SHORT EXERCISE >>
Filter the lines below, copying only those with the string "KAPTAK".

Excerpt from a dataset
· · · ·

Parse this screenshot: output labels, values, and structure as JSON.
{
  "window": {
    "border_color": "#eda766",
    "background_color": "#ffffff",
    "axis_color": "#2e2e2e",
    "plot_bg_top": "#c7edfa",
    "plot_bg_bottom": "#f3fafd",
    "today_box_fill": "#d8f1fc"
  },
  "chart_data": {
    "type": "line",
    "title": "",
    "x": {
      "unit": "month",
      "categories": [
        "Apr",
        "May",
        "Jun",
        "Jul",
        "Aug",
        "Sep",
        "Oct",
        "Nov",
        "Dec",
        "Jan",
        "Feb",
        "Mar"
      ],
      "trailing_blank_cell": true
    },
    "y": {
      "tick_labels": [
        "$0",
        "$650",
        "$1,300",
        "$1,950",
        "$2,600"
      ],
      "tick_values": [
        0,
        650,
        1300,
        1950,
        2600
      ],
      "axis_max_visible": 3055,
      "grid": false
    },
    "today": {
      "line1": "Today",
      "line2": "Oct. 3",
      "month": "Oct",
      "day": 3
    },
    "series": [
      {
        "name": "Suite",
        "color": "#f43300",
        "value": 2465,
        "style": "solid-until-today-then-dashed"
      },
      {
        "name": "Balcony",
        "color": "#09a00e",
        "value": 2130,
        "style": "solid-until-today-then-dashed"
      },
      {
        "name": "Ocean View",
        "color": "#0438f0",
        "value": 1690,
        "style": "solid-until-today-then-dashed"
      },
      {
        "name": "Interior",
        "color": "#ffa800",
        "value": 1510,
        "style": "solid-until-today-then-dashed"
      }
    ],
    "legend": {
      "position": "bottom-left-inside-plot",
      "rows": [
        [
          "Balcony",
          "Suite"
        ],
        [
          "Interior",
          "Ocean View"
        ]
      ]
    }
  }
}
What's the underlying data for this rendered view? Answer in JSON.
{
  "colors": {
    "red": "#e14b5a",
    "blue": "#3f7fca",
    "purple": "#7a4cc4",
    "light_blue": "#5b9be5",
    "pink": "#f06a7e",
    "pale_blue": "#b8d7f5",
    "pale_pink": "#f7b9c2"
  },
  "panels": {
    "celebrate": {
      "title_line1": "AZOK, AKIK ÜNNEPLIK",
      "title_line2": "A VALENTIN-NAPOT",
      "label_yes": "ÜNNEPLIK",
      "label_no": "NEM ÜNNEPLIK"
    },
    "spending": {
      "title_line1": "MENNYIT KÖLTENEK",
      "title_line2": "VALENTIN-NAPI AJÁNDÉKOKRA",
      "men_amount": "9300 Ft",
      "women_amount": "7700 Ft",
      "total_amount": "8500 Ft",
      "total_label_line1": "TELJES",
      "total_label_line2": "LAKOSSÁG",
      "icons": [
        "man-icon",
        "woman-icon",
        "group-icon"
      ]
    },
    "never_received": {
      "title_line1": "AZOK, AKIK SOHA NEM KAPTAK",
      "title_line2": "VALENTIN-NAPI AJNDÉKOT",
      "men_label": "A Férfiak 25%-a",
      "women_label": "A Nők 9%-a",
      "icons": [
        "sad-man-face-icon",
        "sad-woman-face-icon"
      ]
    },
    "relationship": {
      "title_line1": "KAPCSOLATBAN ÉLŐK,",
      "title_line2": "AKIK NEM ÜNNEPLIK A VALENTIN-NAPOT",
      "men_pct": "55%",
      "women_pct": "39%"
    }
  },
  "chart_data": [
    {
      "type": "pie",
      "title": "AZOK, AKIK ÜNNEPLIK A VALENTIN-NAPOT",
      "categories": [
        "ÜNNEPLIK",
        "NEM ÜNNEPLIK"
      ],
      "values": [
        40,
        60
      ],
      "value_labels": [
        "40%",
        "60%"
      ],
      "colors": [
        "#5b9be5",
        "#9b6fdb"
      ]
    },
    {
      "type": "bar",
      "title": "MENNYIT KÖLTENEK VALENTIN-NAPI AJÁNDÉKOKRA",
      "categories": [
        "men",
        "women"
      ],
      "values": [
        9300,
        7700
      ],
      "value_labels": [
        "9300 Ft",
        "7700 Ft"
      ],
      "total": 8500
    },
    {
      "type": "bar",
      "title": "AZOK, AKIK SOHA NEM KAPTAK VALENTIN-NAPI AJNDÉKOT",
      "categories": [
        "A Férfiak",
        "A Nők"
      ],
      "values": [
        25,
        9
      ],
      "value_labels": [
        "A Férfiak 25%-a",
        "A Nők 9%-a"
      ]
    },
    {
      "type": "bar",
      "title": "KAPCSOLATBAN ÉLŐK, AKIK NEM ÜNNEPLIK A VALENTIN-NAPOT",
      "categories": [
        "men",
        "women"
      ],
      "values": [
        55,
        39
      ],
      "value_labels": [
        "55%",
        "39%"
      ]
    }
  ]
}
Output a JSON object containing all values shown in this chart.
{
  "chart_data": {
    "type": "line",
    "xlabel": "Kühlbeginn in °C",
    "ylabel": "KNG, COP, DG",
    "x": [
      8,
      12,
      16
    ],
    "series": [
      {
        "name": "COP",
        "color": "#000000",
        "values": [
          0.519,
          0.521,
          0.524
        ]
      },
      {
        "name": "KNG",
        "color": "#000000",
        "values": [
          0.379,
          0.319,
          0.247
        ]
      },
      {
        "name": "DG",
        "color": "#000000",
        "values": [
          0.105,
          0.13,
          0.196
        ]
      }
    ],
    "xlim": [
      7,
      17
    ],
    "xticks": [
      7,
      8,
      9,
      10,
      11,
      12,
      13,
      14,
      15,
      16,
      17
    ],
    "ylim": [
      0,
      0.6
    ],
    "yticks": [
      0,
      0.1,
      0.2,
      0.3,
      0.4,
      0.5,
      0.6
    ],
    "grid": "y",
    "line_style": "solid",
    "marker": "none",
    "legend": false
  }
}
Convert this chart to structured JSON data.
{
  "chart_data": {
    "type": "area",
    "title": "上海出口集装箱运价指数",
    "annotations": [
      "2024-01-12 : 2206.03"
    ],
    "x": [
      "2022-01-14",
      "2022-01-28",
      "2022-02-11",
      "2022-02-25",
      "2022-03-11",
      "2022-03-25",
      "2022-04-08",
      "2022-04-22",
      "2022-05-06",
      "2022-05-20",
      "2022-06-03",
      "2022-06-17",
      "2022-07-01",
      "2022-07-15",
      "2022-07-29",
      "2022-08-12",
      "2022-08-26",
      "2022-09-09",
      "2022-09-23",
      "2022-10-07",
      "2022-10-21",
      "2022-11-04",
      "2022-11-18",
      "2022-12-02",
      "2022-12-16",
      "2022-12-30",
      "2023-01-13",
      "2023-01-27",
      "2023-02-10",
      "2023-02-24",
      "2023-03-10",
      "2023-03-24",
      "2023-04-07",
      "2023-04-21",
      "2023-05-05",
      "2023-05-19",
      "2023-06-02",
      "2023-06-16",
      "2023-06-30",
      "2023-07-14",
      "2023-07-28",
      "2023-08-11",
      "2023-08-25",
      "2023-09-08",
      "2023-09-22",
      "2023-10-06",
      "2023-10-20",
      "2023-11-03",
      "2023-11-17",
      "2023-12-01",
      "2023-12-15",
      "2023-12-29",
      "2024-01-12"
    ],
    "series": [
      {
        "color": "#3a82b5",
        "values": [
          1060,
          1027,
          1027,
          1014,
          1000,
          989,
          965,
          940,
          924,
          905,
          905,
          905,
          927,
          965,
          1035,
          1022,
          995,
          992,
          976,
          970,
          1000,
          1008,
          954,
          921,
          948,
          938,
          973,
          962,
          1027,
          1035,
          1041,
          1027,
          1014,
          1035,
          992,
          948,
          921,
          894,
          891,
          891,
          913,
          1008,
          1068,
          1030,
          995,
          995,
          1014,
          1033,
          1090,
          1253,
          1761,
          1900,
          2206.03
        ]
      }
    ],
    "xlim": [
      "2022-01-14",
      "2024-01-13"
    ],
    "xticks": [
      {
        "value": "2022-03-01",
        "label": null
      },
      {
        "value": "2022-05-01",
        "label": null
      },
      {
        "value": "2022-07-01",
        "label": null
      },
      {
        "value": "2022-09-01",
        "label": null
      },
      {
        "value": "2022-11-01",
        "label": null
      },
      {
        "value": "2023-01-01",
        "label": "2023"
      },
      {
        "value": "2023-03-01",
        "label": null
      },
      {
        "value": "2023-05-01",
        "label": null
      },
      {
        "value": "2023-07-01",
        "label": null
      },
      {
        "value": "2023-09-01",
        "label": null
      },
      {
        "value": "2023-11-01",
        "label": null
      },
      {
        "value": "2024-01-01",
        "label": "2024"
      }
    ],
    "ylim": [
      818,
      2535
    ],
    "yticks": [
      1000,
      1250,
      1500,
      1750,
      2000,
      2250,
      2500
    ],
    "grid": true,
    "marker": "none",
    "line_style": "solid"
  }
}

· · · ·

ANSWER >>
      "title_line1": "AZOK, AKIK SOHA NEM KAPTAK",
      "title": "AZOK, AKIK SOHA NEM KAPTAK VALENTIN-NAPI AJNDÉKOT",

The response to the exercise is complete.